Task requirements: Copy the records below exactly, leaving out every picture.
━━━━━━━━━━━━━━━━
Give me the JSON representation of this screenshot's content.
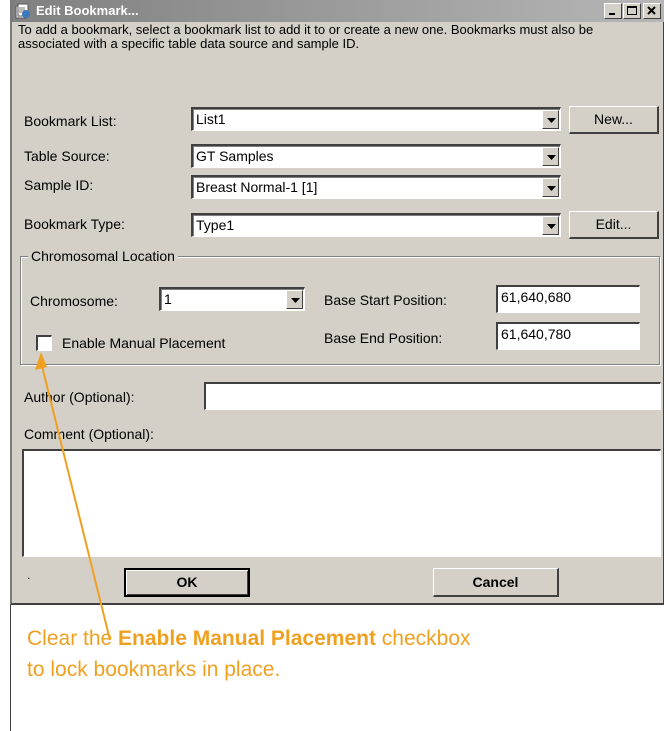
{
  "window": {
    "title": "Edit Bookmark...",
    "icon": "bookmark-app-icon"
  },
  "info_text": "To add a bookmark, select a bookmark list to add it to or create a new one. Bookmarks must also be associated with a specific table data source and sample ID.",
  "form": {
    "bookmark_list": {
      "label": "Bookmark List:",
      "value": "List1",
      "button": "New..."
    },
    "table_source": {
      "label": "Table Source:",
      "value": "GT Samples"
    },
    "sample_id": {
      "label": "Sample ID:",
      "value": "Breast Normal-1 [1]"
    },
    "bookmark_type": {
      "label": "Bookmark Type:",
      "value": "Type1",
      "button": "Edit..."
    }
  },
  "chromosomal_location": {
    "legend": "Chromosomal Location",
    "chromosome_label": "Chromosome:",
    "chromosome_value": "1",
    "base_start_label": "Base Start Position:",
    "base_start_value": "61,640,680",
    "base_end_label": "Base End Position:",
    "base_end_value": "61,640,780",
    "manual_placement_label": "Enable Manual Placement",
    "manual_placement_checked": false
  },
  "author": {
    "label": "Author (Optional):",
    "value": ""
  },
  "comment": {
    "label": "Comment (Optional):",
    "value": ""
  },
  "footer": {
    "dot": ".",
    "ok": "OK",
    "cancel": "Cancel"
  },
  "callout": {
    "prefix": "Clear the ",
    "emphasis": "Enable Manual Placement",
    "suffix": " checkbox",
    "line2": "to lock bookmarks in place.",
    "color": "#f0a020"
  }
}
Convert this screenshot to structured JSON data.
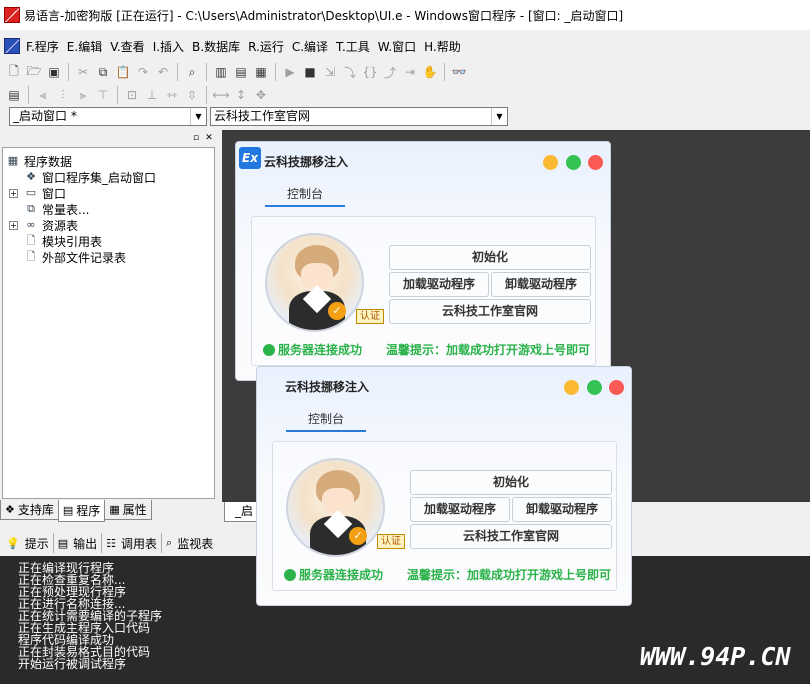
{
  "window": {
    "title": "易语言-加密狗版 [正在运行] - C:\\Users\\Administrator\\Desktop\\UI.e - Windows窗口程序 - [窗口: _启动窗口]"
  },
  "menu": [
    "F.程序",
    "E.编辑",
    "V.查看",
    "I.插入",
    "B.数据库",
    "R.运行",
    "C.编译",
    "T.工具",
    "W.窗口",
    "H.帮助"
  ],
  "combos": {
    "window_select": "_启动窗口 *",
    "element_select": "云科技工作室官网"
  },
  "tree": {
    "root": "程序数据",
    "items": [
      "窗口程序集_启动窗口",
      "窗口",
      "常量表...",
      "资源表",
      "模块引用表",
      "外部文件记录表"
    ]
  },
  "left_tabs": [
    "支持库",
    "程序",
    "属性"
  ],
  "workspace_tab": "_启",
  "bottom_tabs": [
    "提示",
    "输出",
    "调用表",
    "监视表"
  ],
  "console_lines": [
    "正在编译现行程序",
    "正在检查重复名称...",
    "正在预处理现行程序",
    "正在进行名称连接...",
    "正在统计需要编译的子程序",
    "正在生成主程序入口代码",
    "程序代码编译成功",
    "正在封装易格式目的代码",
    "开始运行被调试程序"
  ],
  "injector": {
    "logo": "Ex",
    "title": "云科技挪移注入",
    "tab": "控制台",
    "btn_init": "初始化",
    "btn_load": "加载驱动程序",
    "btn_unload": "卸载驱动程序",
    "btn_site": "云科技工作室官网",
    "cert": "认证",
    "status": "服务器连接成功",
    "tip": "温馨提示：加载成功打开游戏上号即可"
  },
  "watermark": "WWW.94P.CN",
  "colors": {
    "accent_blue": "#2a7ad9",
    "success_green": "#2bb24a",
    "console_bg": "#2a2a2a",
    "workspace_bg": "#3c3c3c"
  }
}
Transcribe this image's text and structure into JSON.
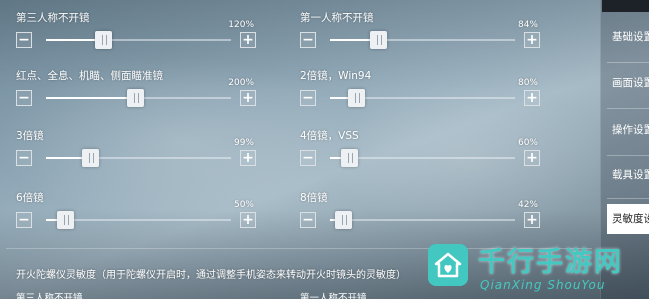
{
  "sensitivity": [
    {
      "label": "第三人称不开镜",
      "value": "120%",
      "level_percent": 31
    },
    {
      "label": "第一人称不开镜",
      "value": "84%",
      "level_percent": 26
    },
    {
      "label": "红点、全息、机瞄、侧面瞄准镜",
      "value": "200%",
      "level_percent": 48
    },
    {
      "label": "2倍镜，Win94",
      "value": "80%",
      "level_percent": 14
    },
    {
      "label": "3倍镜",
      "value": "99%",
      "level_percent": 24
    },
    {
      "label": "4倍镜，VSS",
      "value": "60%",
      "level_percent": 10
    },
    {
      "label": "6倍镜",
      "value": "50%",
      "level_percent": 10
    },
    {
      "label": "8倍镜",
      "value": "42%",
      "level_percent": 7
    }
  ],
  "controls": {
    "minus": "−",
    "plus": "+"
  },
  "gyro": {
    "title": "开火陀螺仪灵敏度（用于陀螺仪开启时，通过调整手机姿态来转动开火时镜头的灵敏度）",
    "col1_label": "第三人称不开镜",
    "col2_label": "第一人称不开镜"
  },
  "tabs": [
    {
      "label": "基础设置",
      "active": false
    },
    {
      "label": "画面设置",
      "active": false
    },
    {
      "label": "操作设置",
      "active": false
    },
    {
      "label": "载具设置",
      "active": false
    },
    {
      "label": "灵敏度设置",
      "active": true
    }
  ],
  "watermark": {
    "title": "千行手游网",
    "subtitle": "QianXing ShouYou"
  },
  "colors": {
    "accent": "#44c9c2",
    "active_tab_bg": "#ffffff"
  }
}
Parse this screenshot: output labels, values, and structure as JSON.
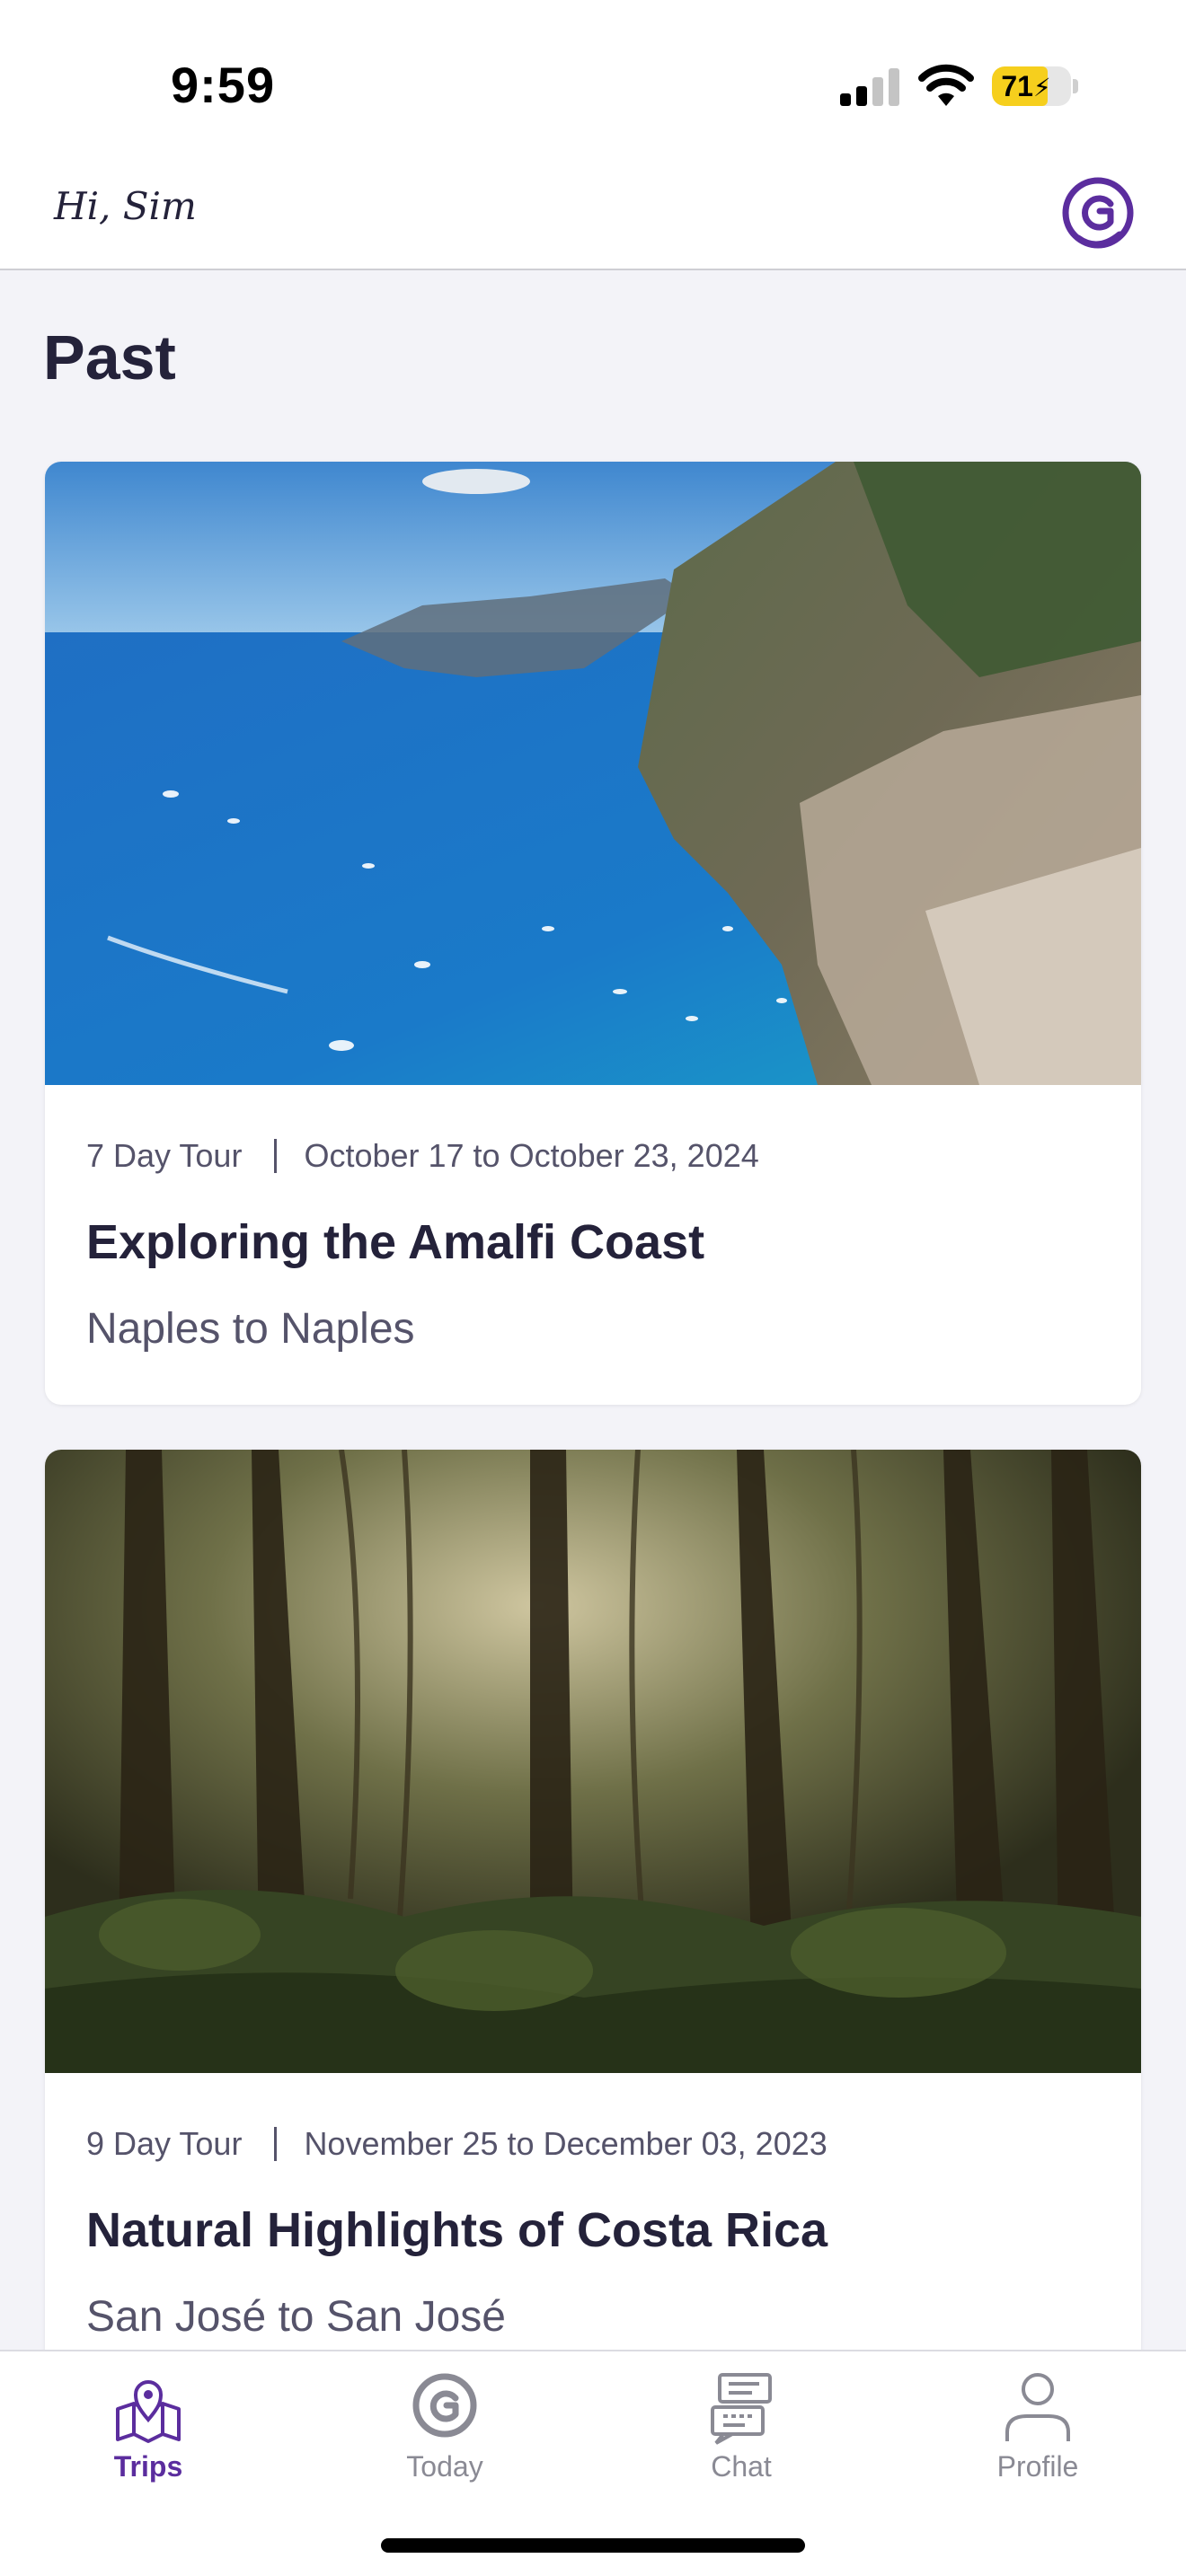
{
  "status_bar": {
    "time": "9:59",
    "battery_percent": "71",
    "battery_level": 0.71,
    "battery_color": "#f6cf1d",
    "signal_bars_active": 2,
    "signal_bars_total": 4
  },
  "header": {
    "greeting": "Hi, Sim",
    "logo_icon": "g-circle-brand-icon"
  },
  "main": {
    "section_title": "Past",
    "trips": [
      {
        "duration": "7 Day Tour",
        "dates": "October 17 to October 23, 2024",
        "title": "Exploring the Amalfi Coast",
        "route": "Naples to Naples",
        "image": "coastal-cliffs-sea-photo"
      },
      {
        "duration": "9 Day Tour",
        "dates": "November 25 to December 03, 2023",
        "title": "Natural Highlights of Costa Rica",
        "route": "San José to San José",
        "image": "rainforest-photo"
      }
    ]
  },
  "tab_bar": {
    "active": "Trips",
    "accent_color": "#5b2d9e",
    "inactive_color": "#8a8a94",
    "tabs": [
      {
        "label": "Trips",
        "icon": "map-pin-icon"
      },
      {
        "label": "Today",
        "icon": "g-logo-icon"
      },
      {
        "label": "Chat",
        "icon": "chat-icon"
      },
      {
        "label": "Profile",
        "icon": "person-icon"
      }
    ]
  }
}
━━━━━━━━━━━━━━━━
Task response:
Give me the JSON representation of this screenshot's content.
{
  "window": {
    "title": "Edit Bookmark...",
    "icon": "bookmark-app-icon"
  },
  "info_text": "To add a bookmark, select a bookmark list to add it to or create a new one. Bookmarks must also be associated with a specific table data source and sample ID.",
  "form": {
    "bookmark_list": {
      "label": "Bookmark List:",
      "value": "List1",
      "button": "New..."
    },
    "table_source": {
      "label": "Table Source:",
      "value": "GT Samples"
    },
    "sample_id": {
      "label": "Sample ID:",
      "value": "Breast Normal-1 [1]"
    },
    "bookmark_type": {
      "label": "Bookmark Type:",
      "value": "Type1",
      "button": "Edit..."
    }
  },
  "chromosomal_location": {
    "legend": "Chromosomal Location",
    "chromosome_label": "Chromosome:",
    "chromosome_value": "1",
    "base_start_label": "Base Start Position:",
    "base_start_value": "61,640,680",
    "base_end_label": "Base End Position:",
    "base_end_value": "61,640,780",
    "manual_placement_label": "Enable Manual Placement",
    "manual_placement_checked": false
  },
  "author": {
    "label": "Author (Optional):",
    "value": ""
  },
  "comment": {
    "label": "Comment (Optional):",
    "value": ""
  },
  "footer": {
    "dot": ".",
    "ok": "OK",
    "cancel": "Cancel"
  },
  "callout": {
    "prefix": "Clear the ",
    "emphasis": "Enable Manual Placement",
    "suffix": " checkbox",
    "line2": "to lock bookmarks in place.",
    "color": "#f0a020"
  }
}
Convert this screenshot to structured JSON data.
{
  "window": {
    "title": "易语言-加密狗版 [正在运行] - C:\\Users\\Administrator\\Desktop\\UI.e - Windows窗口程序 - [窗口: _启动窗口]"
  },
  "menu": [
    "F.程序",
    "E.编辑",
    "V.查看",
    "I.插入",
    "B.数据库",
    "R.运行",
    "C.编译",
    "T.工具",
    "W.窗口",
    "H.帮助"
  ],
  "combos": {
    "window_select": "_启动窗口 *",
    "element_select": "云科技工作室官网"
  },
  "tree": {
    "root": "程序数据",
    "items": [
      "窗口程序集_启动窗口",
      "窗口",
      "常量表...",
      "资源表",
      "模块引用表",
      "外部文件记录表"
    ]
  },
  "left_tabs": [
    "支持库",
    "程序",
    "属性"
  ],
  "workspace_tab": "_启",
  "bottom_tabs": [
    "提示",
    "输出",
    "调用表",
    "监视表"
  ],
  "console_lines": [
    "正在编译现行程序",
    "正在检查重复名称...",
    "正在预处理现行程序",
    "正在进行名称连接...",
    "正在统计需要编译的子程序",
    "正在生成主程序入口代码",
    "程序代码编译成功",
    "正在封装易格式目的代码",
    "开始运行被调试程序"
  ],
  "injector": {
    "logo": "Ex",
    "title": "云科技挪移注入",
    "tab": "控制台",
    "btn_init": "初始化",
    "btn_load": "加载驱动程序",
    "btn_unload": "卸载驱动程序",
    "btn_site": "云科技工作室官网",
    "cert": "认证",
    "status": "服务器连接成功",
    "tip": "温馨提示：加载成功打开游戏上号即可"
  },
  "watermark": "WWW.94P.CN",
  "colors": {
    "accent_blue": "#2a7ad9",
    "success_green": "#2bb24a",
    "console_bg": "#2a2a2a",
    "workspace_bg": "#3c3c3c"
  }
}
Transcribe this image's text and structure into JSON.
{
  "sensitivity": [
    {
      "label": "第三人称不开镜",
      "value": "120%",
      "level_percent": 31
    },
    {
      "label": "第一人称不开镜",
      "value": "84%",
      "level_percent": 26
    },
    {
      "label": "红点、全息、机瞄、侧面瞄准镜",
      "value": "200%",
      "level_percent": 48
    },
    {
      "label": "2倍镜，Win94",
      "value": "80%",
      "level_percent": 14
    },
    {
      "label": "3倍镜",
      "value": "99%",
      "level_percent": 24
    },
    {
      "label": "4倍镜，VSS",
      "value": "60%",
      "level_percent": 10
    },
    {
      "label": "6倍镜",
      "value": "50%",
      "level_percent": 10
    },
    {
      "label": "8倍镜",
      "value": "42%",
      "level_percent": 7
    }
  ],
  "controls": {
    "minus": "−",
    "plus": "+"
  },
  "gyro": {
    "title": "开火陀螺仪灵敏度（用于陀螺仪开启时，通过调整手机姿态来转动开火时镜头的灵敏度）",
    "col1_label": "第三人称不开镜",
    "col2_label": "第一人称不开镜"
  },
  "tabs": [
    {
      "label": "基础设置",
      "active": false
    },
    {
      "label": "画面设置",
      "active": false
    },
    {
      "label": "操作设置",
      "active": false
    },
    {
      "label": "载具设置",
      "active": false
    },
    {
      "label": "灵敏度设置",
      "active": true
    }
  ],
  "watermark": {
    "title": "千行手游网",
    "subtitle": "QianXing ShouYou"
  },
  "colors": {
    "accent": "#44c9c2",
    "active_tab_bg": "#ffffff"
  }
}
Parse this screenshot: output labels, values, and structure as JSON.
{
  "status_bar": {
    "time": "9:59",
    "battery_percent": "71",
    "battery_level": 0.71,
    "battery_color": "#f6cf1d",
    "signal_bars_active": 2,
    "signal_bars_total": 4
  },
  "header": {
    "greeting": "Hi, Sim",
    "logo_icon": "g-circle-brand-icon"
  },
  "main": {
    "section_title": "Past",
    "trips": [
      {
        "duration": "7 Day Tour",
        "dates": "October 17 to October 23, 2024",
        "title": "Exploring the Amalfi Coast",
        "route": "Naples to Naples",
        "image": "coastal-cliffs-sea-photo"
      },
      {
        "duration": "9 Day Tour",
        "dates": "November 25 to December 03, 2023",
        "title": "Natural Highlights of Costa Rica",
        "route": "San José to San José",
        "image": "rainforest-photo"
      }
    ]
  },
  "tab_bar": {
    "active": "Trips",
    "accent_color": "#5b2d9e",
    "inactive_color": "#8a8a94",
    "tabs": [
      {
        "label": "Trips",
        "icon": "map-pin-icon"
      },
      {
        "label": "Today",
        "icon": "g-logo-icon"
      },
      {
        "label": "Chat",
        "icon": "chat-icon"
      },
      {
        "label": "Profile",
        "icon": "person-icon"
      }
    ]
  }
}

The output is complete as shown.